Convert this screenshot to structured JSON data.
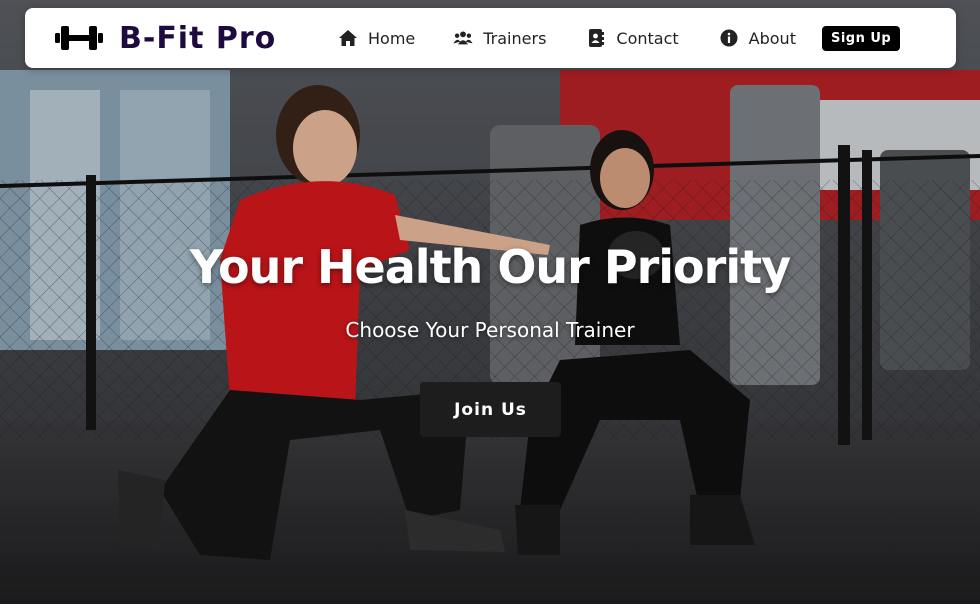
{
  "brand": {
    "name": "B-Fit Pro",
    "logo_icon": "dumbbell-icon"
  },
  "nav": {
    "items": [
      {
        "label": "Home",
        "icon": "home-icon"
      },
      {
        "label": "Trainers",
        "icon": "users-icon"
      },
      {
        "label": "Contact",
        "icon": "address-book-icon"
      },
      {
        "label": "About",
        "icon": "info-icon"
      }
    ],
    "signup_label": "Sign Up"
  },
  "hero": {
    "headline": "Your Health Our Priority",
    "subheadline": "Choose Your Personal Trainer",
    "cta_label": "Join Us",
    "image": "gym-trainer-photo"
  },
  "colors": {
    "brand_text": "#1f0a3f",
    "navbar_bg": "#ffffff",
    "button_dark": "#1d1d1d",
    "signup_bg": "#000000"
  }
}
• • • • • • •
# Challenge
Omit the pictures, and quote the material above exactly as given.

# Solved problem
Convert this screenshot to structured JSON data.
{
  "brand": {
    "name": "B-Fit Pro",
    "logo_icon": "dumbbell-icon"
  },
  "nav": {
    "items": [
      {
        "label": "Home",
        "icon": "home-icon"
      },
      {
        "label": "Trainers",
        "icon": "users-icon"
      },
      {
        "label": "Contact",
        "icon": "address-book-icon"
      },
      {
        "label": "About",
        "icon": "info-icon"
      }
    ],
    "signup_label": "Sign Up"
  },
  "hero": {
    "headline": "Your Health Our Priority",
    "subheadline": "Choose Your Personal Trainer",
    "cta_label": "Join Us",
    "image": "gym-trainer-photo"
  },
  "colors": {
    "brand_text": "#1f0a3f",
    "navbar_bg": "#ffffff",
    "button_dark": "#1d1d1d",
    "signup_bg": "#000000"
  }
}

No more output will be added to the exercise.